- Exercise goal:
Pull every line of the entries that has the word "extreme".

- Given information:
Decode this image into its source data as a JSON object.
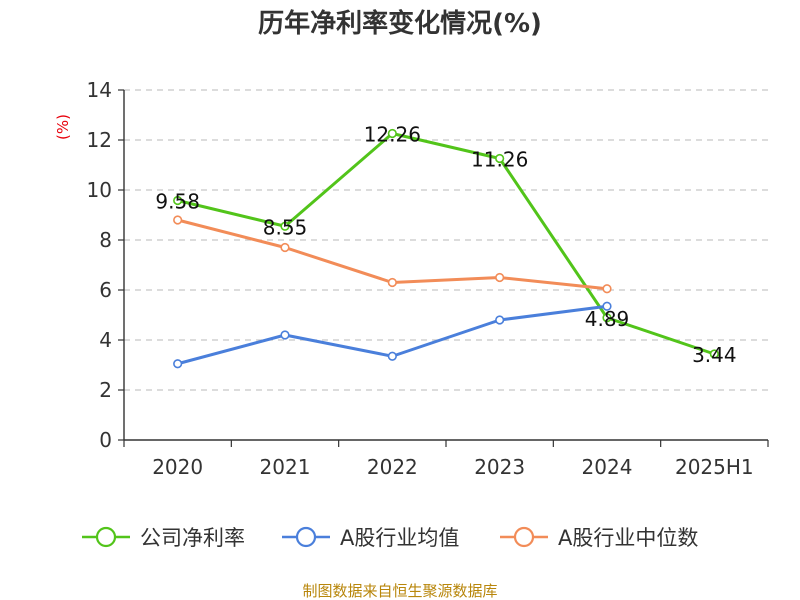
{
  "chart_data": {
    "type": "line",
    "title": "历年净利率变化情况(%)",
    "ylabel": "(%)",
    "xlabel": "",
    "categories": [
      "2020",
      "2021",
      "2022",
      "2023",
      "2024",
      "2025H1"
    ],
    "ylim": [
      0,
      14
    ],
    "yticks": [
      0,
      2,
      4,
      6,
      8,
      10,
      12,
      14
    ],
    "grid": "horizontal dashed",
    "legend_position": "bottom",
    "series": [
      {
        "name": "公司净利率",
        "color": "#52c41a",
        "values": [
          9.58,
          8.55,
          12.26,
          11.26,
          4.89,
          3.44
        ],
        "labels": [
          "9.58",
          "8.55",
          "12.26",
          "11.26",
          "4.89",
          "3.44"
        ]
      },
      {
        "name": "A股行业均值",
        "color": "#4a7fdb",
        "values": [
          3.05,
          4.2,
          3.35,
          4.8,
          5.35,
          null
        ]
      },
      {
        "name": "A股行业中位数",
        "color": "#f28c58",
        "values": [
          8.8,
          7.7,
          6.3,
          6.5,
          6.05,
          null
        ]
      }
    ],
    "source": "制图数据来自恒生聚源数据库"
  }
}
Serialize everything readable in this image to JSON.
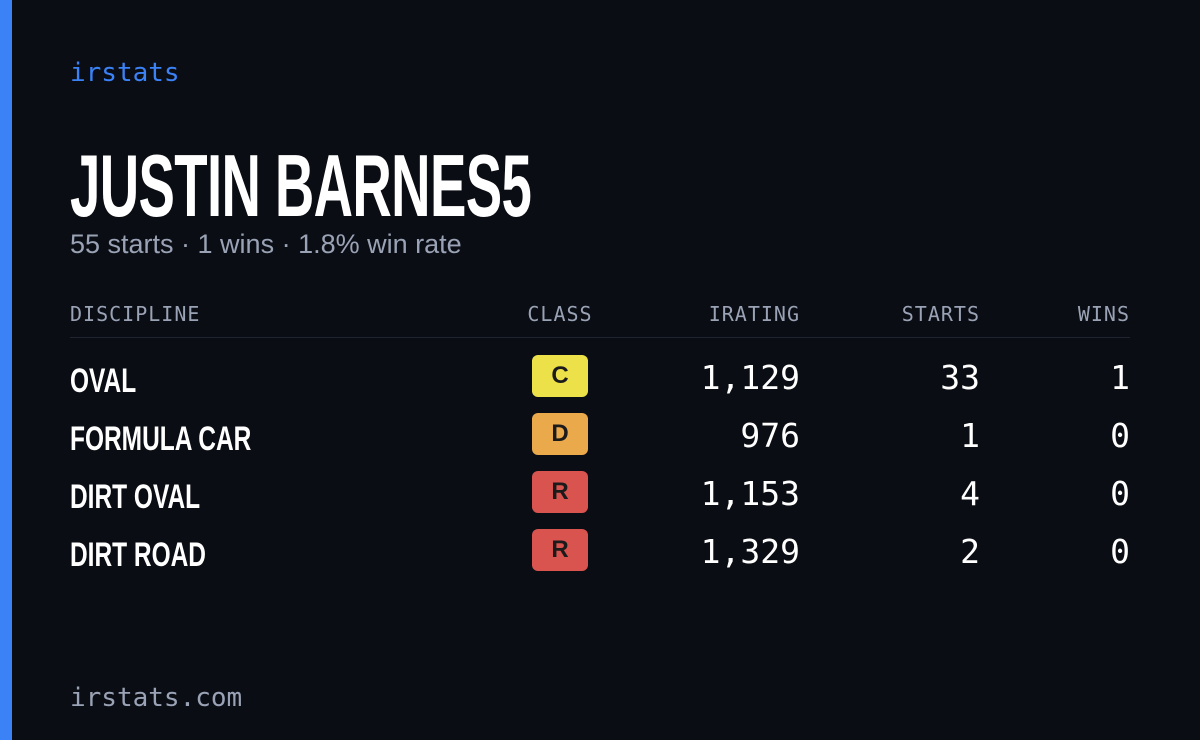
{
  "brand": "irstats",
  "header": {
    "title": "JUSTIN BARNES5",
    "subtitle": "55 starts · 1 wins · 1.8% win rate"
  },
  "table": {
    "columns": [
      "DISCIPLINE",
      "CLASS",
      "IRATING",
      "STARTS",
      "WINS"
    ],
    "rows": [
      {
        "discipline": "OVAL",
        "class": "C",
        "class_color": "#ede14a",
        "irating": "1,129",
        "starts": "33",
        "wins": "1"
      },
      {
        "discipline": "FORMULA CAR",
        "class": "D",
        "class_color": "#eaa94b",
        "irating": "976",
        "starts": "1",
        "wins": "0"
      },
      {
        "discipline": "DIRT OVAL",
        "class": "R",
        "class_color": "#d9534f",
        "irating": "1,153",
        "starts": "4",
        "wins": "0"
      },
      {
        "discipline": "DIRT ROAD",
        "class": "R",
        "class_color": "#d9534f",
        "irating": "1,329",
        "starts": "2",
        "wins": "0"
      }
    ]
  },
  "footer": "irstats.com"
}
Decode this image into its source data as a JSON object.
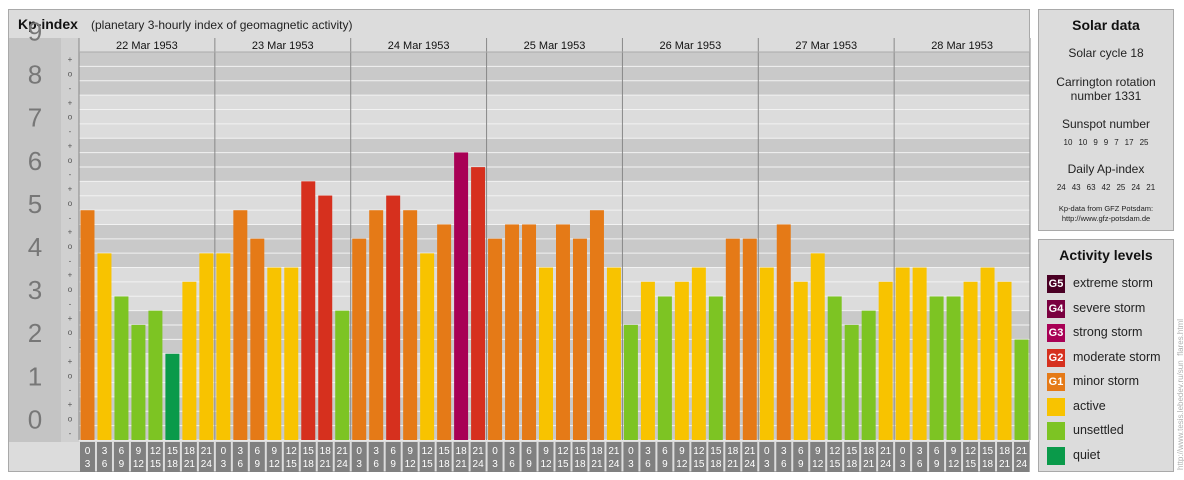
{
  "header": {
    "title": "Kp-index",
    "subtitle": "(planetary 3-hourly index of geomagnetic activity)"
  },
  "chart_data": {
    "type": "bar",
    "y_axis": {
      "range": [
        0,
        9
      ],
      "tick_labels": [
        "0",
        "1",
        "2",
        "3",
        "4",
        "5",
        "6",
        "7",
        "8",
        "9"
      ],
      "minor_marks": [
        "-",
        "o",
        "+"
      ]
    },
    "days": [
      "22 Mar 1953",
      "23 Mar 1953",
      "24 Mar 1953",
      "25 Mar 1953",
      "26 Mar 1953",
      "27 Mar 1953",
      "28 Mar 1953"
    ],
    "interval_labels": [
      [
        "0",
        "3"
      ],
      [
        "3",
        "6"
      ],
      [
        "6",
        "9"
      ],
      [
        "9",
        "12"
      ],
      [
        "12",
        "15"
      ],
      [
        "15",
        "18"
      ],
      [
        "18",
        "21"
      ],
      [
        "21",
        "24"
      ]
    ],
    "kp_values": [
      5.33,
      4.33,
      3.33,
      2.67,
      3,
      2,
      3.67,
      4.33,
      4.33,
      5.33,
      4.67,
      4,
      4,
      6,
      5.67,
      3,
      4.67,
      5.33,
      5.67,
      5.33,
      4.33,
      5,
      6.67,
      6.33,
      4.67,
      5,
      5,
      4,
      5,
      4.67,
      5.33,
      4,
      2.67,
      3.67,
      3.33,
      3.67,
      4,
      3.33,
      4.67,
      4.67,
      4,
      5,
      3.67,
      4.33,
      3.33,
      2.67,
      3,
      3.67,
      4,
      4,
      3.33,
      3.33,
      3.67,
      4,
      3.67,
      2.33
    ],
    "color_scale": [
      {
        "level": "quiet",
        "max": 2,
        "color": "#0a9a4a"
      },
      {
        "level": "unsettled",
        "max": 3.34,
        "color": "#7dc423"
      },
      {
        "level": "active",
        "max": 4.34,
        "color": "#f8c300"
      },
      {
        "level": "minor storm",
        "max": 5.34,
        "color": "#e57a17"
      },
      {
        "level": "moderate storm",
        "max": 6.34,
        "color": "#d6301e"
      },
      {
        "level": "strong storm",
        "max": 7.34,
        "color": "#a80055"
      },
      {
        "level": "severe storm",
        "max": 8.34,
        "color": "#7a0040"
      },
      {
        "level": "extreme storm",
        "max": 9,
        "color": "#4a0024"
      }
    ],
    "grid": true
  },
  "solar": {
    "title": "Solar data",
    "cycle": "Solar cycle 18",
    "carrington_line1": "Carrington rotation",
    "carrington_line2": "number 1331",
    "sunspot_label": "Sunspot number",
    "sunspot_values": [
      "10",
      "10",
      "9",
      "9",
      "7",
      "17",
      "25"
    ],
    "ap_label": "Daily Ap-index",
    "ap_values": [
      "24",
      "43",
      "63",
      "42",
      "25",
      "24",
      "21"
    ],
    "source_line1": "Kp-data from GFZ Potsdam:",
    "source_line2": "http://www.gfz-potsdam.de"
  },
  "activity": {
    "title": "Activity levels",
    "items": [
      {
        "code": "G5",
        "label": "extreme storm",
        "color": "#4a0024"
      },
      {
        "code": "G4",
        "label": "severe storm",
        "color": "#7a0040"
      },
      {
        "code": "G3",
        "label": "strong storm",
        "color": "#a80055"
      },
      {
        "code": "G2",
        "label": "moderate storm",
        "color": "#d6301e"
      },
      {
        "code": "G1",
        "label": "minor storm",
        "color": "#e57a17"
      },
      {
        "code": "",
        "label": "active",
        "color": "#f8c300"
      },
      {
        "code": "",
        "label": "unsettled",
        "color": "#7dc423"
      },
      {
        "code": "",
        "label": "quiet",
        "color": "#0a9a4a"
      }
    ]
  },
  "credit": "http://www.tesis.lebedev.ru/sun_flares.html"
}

- Output of the exercise:
        "level": "extreme storm",
        "label": "extreme storm",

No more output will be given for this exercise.